(Recorded data)
start

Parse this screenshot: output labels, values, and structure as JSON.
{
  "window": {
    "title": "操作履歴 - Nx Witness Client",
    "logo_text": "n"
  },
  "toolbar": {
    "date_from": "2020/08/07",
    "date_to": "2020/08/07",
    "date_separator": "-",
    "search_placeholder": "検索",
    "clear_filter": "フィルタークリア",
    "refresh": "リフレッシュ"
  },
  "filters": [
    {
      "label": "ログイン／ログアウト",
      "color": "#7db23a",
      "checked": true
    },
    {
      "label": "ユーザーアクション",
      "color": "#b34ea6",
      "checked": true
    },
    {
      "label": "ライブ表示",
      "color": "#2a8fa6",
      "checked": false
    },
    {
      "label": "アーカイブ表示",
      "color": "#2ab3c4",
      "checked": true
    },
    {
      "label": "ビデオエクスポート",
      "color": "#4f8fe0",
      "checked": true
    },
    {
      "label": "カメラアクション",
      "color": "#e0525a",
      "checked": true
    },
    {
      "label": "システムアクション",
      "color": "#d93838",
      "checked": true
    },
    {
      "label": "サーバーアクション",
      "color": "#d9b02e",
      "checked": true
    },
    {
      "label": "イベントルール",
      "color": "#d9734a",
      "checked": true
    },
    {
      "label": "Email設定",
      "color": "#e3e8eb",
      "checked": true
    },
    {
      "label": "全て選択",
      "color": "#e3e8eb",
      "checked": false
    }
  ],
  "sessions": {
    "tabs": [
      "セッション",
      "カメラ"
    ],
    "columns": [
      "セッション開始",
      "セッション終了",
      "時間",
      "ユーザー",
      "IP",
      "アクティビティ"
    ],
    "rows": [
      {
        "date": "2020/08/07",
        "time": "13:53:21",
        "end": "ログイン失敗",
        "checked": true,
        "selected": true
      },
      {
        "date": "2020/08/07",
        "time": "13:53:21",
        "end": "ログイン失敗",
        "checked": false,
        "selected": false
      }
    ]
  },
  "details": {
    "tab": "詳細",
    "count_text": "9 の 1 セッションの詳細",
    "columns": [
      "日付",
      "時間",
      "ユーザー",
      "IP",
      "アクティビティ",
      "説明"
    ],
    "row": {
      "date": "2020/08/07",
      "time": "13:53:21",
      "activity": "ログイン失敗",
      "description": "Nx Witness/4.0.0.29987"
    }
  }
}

end

TASK DETAILS:
Gather each line from the entries above that includes the word "Witness".

RESULT OF THIS EXERCISE:
    "title": "操作履歴 - Nx Witness Client",
      "description": "Nx Witness/4.0.0.29987"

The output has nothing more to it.